▶ WRITTEN TASK: In the data below, find each line containing the string "Bank" and return it.

● ● ● ● ●

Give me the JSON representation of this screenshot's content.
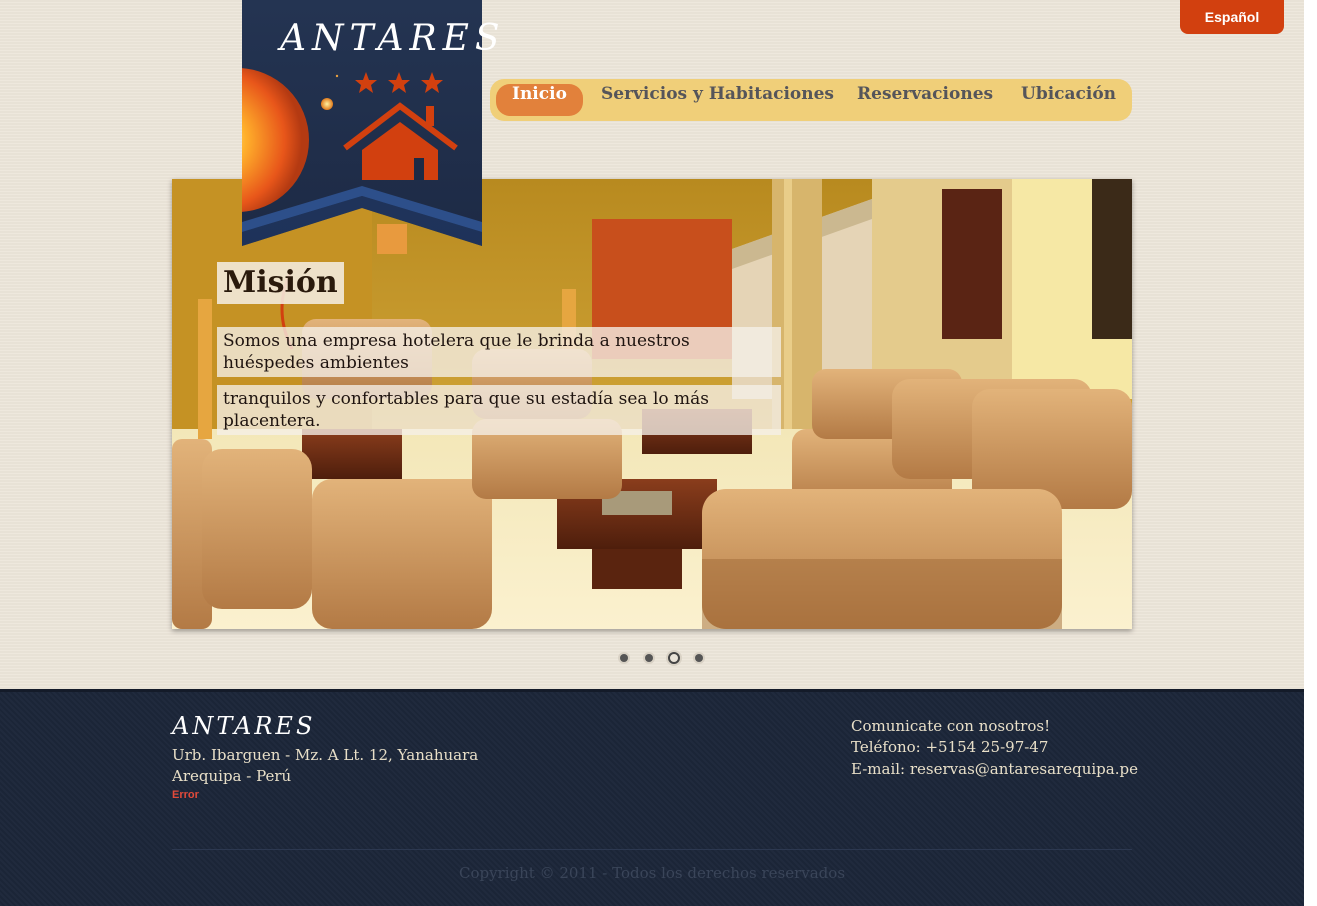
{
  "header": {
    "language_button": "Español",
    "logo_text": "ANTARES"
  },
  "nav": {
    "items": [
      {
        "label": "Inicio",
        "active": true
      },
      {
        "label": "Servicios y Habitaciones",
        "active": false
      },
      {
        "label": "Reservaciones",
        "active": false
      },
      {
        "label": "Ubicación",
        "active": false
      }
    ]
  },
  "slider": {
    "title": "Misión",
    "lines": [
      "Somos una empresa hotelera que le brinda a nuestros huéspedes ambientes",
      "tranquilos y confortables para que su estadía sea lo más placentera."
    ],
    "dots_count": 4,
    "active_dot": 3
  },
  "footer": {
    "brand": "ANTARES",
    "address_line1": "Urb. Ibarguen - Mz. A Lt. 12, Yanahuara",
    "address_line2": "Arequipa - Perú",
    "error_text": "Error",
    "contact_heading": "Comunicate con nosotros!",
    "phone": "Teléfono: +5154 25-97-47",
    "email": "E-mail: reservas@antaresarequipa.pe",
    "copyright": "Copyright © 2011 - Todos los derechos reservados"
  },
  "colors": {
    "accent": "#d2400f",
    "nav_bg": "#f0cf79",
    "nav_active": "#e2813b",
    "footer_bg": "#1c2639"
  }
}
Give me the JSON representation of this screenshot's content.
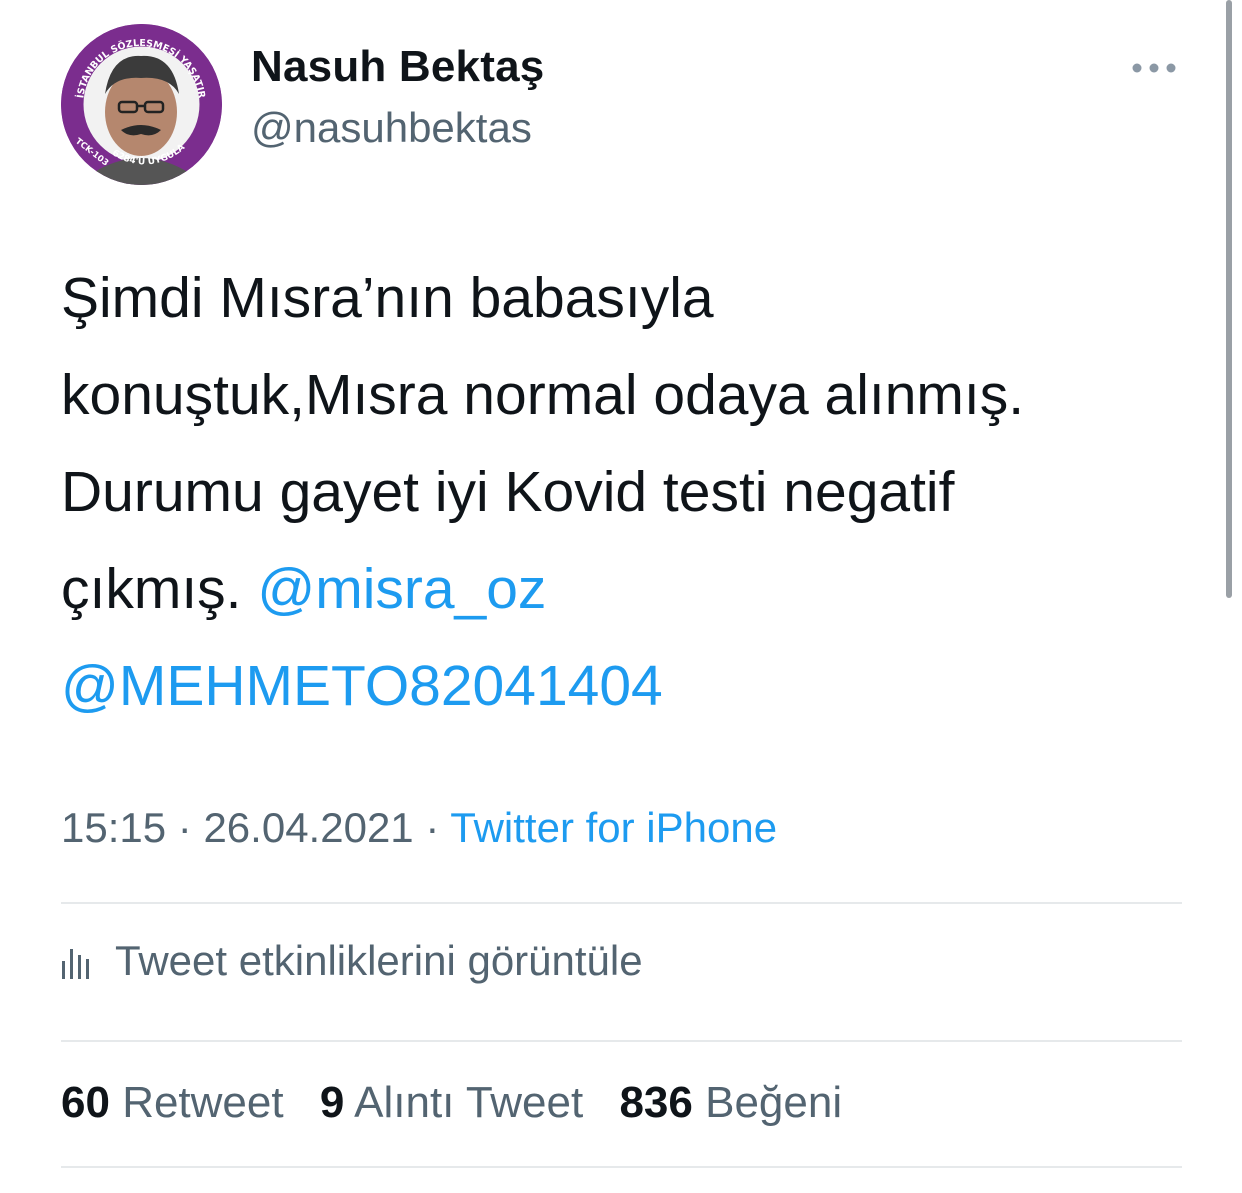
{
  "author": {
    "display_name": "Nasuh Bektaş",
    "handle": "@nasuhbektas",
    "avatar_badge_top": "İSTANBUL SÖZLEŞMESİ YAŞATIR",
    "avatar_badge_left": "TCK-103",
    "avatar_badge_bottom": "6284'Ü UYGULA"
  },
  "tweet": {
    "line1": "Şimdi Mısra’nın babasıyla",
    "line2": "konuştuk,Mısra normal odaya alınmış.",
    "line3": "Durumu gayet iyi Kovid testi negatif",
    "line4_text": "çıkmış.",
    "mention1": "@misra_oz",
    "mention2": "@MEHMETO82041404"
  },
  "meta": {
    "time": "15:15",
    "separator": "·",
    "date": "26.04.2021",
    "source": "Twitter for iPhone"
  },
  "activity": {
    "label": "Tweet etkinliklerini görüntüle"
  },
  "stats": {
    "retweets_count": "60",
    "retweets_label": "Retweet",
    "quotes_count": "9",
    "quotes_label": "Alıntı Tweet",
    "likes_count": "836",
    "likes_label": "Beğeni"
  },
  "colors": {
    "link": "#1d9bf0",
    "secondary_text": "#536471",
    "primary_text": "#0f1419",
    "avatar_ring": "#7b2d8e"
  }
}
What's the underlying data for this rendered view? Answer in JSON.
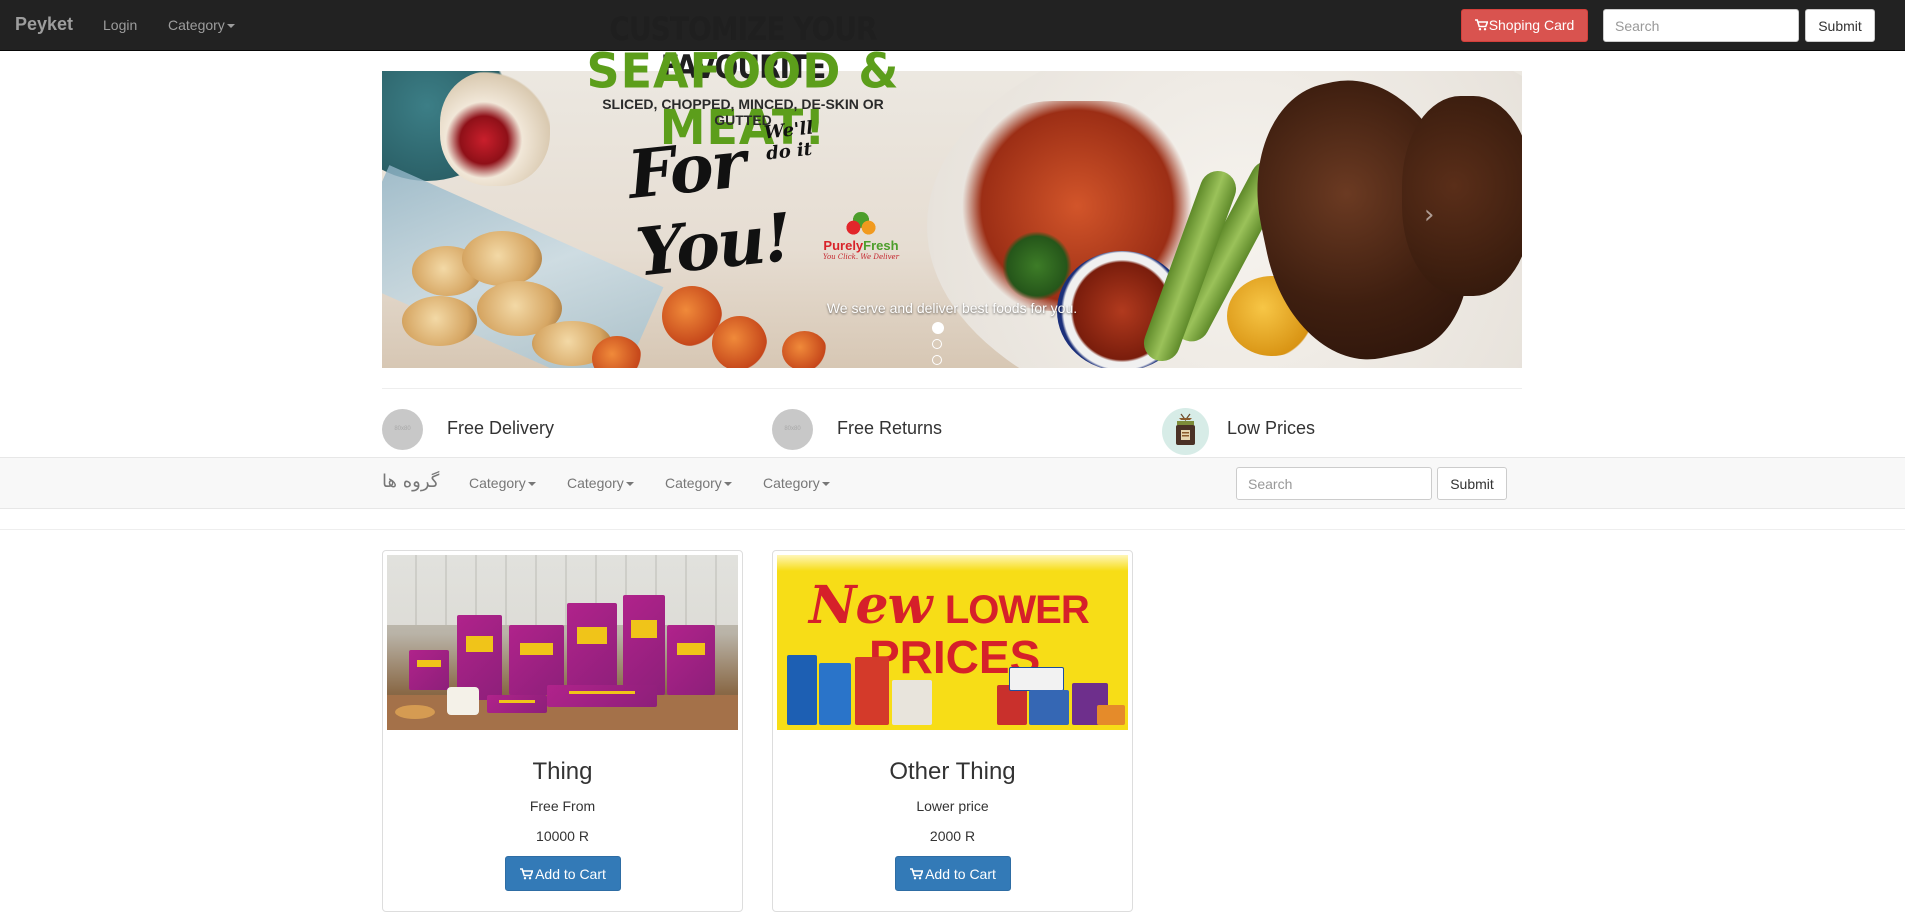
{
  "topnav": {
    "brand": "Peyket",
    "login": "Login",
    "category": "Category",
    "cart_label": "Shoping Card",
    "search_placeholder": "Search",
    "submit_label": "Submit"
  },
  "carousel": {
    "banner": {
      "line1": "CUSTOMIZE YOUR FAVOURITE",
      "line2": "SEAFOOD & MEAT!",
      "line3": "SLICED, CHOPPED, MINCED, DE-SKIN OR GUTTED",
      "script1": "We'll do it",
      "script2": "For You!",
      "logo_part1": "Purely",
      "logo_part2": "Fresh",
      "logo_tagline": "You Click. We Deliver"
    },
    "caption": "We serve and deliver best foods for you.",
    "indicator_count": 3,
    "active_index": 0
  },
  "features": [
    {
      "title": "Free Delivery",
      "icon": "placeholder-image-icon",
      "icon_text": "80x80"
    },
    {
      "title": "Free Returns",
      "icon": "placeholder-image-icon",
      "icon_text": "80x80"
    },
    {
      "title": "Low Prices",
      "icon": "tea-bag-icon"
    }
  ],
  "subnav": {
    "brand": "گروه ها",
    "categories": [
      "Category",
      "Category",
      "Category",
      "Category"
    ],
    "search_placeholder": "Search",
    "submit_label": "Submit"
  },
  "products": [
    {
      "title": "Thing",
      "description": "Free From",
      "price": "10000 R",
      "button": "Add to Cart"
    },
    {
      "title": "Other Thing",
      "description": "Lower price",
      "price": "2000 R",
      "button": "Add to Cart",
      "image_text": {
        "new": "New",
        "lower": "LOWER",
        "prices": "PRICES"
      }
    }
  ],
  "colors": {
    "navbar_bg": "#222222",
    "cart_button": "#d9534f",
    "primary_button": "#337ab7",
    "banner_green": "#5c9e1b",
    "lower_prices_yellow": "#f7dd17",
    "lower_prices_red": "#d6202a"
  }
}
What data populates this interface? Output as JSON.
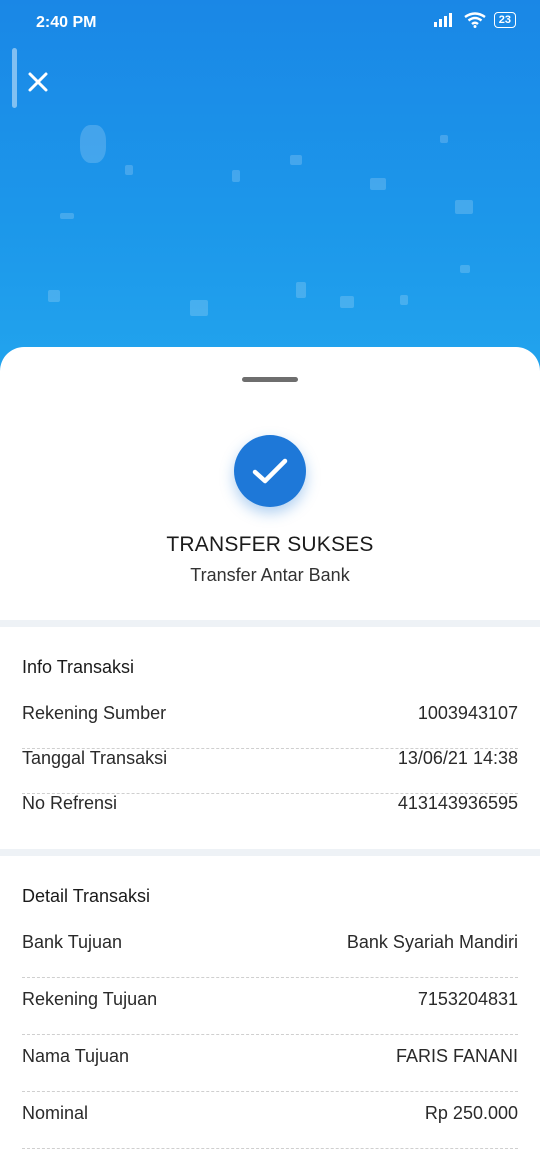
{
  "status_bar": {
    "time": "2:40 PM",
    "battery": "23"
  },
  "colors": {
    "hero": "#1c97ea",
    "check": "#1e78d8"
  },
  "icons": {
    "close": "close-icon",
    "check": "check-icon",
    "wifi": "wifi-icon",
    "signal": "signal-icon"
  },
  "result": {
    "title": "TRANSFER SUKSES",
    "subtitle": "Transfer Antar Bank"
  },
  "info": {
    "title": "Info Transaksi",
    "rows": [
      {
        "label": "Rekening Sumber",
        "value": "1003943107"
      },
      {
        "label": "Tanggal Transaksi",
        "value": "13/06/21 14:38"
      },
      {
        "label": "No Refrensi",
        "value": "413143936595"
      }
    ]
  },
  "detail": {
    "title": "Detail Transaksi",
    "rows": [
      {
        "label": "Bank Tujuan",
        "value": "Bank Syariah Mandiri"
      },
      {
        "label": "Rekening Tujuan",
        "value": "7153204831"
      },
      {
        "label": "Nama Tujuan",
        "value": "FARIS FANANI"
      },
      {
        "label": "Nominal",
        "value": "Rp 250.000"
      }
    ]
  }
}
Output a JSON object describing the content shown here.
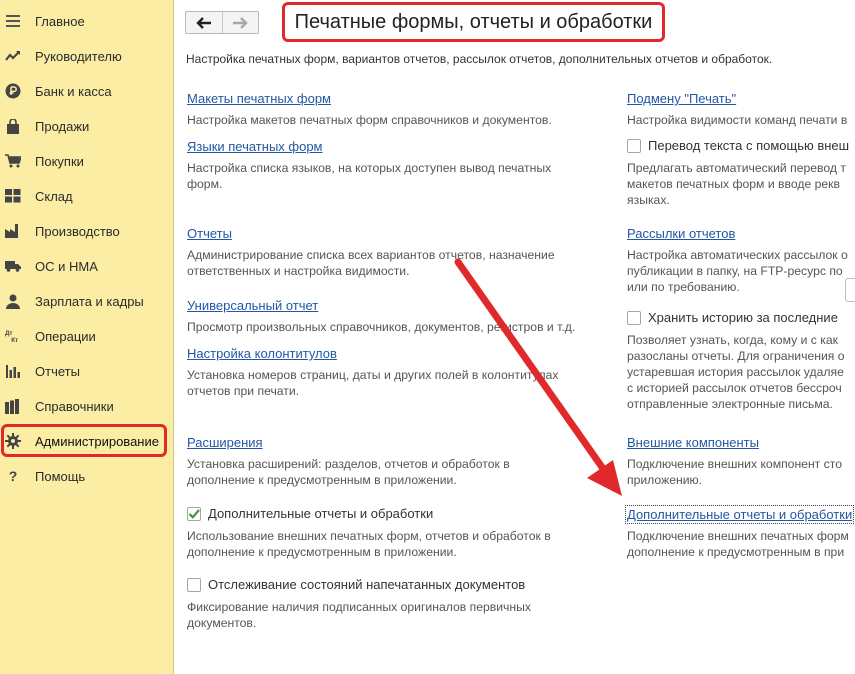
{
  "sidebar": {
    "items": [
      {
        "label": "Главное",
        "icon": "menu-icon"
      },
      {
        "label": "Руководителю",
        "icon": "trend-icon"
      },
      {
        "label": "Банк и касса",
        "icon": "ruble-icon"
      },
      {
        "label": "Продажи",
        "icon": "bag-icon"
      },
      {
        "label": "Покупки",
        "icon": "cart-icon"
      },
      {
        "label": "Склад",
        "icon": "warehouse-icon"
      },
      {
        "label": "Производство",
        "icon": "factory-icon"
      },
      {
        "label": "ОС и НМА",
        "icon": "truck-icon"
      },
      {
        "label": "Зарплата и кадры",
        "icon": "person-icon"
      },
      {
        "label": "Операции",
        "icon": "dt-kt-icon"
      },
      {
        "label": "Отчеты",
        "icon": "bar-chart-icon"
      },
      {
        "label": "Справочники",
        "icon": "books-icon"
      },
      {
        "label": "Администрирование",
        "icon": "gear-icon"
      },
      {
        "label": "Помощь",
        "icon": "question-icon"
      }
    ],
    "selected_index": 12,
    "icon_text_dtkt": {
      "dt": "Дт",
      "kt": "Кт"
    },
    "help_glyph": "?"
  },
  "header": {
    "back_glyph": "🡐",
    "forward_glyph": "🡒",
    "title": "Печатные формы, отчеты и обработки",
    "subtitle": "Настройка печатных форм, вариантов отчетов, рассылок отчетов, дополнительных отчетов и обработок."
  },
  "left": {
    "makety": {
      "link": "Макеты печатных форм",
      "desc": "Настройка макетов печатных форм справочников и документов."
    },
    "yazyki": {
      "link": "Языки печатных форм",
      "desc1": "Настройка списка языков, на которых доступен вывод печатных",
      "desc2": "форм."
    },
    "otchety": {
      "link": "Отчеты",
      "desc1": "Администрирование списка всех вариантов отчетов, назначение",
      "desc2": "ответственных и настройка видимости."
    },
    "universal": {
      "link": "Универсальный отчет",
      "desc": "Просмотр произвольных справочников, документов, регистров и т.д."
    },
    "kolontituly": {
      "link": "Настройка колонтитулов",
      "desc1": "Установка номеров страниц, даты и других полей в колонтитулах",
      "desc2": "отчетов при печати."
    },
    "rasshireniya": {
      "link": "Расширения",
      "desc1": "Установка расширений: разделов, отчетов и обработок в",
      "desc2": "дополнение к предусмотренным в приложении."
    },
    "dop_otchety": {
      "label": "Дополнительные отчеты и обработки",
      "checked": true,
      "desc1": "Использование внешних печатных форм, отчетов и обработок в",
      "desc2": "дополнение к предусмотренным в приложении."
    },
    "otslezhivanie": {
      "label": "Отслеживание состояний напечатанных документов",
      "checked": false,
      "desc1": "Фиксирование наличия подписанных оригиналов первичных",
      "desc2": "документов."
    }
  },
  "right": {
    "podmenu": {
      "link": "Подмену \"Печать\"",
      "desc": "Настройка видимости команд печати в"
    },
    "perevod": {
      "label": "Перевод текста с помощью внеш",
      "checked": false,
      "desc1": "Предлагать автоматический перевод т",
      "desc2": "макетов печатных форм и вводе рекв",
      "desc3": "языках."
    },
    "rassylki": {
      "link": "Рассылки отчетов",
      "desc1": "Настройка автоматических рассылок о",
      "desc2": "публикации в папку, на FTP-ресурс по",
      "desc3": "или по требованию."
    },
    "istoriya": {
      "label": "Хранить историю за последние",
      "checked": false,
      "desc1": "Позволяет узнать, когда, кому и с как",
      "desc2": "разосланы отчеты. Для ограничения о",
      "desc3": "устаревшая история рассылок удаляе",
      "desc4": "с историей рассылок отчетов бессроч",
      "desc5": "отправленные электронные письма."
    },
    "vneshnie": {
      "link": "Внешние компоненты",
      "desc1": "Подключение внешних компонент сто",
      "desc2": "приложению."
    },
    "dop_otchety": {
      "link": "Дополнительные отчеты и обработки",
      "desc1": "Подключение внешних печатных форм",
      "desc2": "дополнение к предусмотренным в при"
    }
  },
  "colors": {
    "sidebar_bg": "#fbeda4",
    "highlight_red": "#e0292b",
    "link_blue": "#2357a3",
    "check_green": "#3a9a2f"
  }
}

● ● ● ● ●

▶ SOLUTION FOR THIS TASK:
    "subtitle": "Transfer Antar Bank"
        "label": "Bank Tujuan",
        "value": "Bank Syariah Mandiri"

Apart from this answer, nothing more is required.